>> START DATA TO USE

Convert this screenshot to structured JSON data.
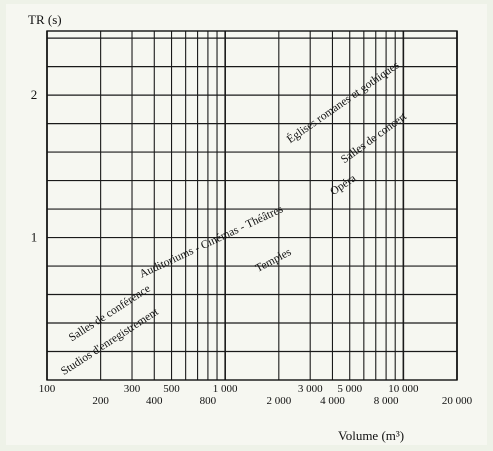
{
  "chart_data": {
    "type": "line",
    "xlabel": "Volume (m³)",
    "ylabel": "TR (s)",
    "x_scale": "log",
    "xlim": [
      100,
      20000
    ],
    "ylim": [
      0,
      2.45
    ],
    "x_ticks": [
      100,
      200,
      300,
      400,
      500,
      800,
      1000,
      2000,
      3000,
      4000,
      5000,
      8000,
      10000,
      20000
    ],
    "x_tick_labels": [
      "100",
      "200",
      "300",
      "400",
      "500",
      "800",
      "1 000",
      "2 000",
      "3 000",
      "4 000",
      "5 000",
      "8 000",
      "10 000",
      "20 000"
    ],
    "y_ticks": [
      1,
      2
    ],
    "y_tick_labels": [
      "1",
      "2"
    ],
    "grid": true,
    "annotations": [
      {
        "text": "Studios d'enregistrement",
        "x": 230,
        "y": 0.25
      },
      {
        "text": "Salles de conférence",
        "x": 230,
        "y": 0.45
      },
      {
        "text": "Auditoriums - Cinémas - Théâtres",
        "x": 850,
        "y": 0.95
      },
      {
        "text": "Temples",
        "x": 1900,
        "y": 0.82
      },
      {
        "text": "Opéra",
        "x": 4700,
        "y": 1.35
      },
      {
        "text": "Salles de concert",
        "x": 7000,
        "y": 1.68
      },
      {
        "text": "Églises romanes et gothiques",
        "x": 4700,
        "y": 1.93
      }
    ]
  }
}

>> END DATA TO USE

WHAT NEEDS TO BE DONE:
Gather each line from the listing above that holds "Salles".

THE REPLY:
        "text": "Salles de conférence",
        "text": "Salles de concert",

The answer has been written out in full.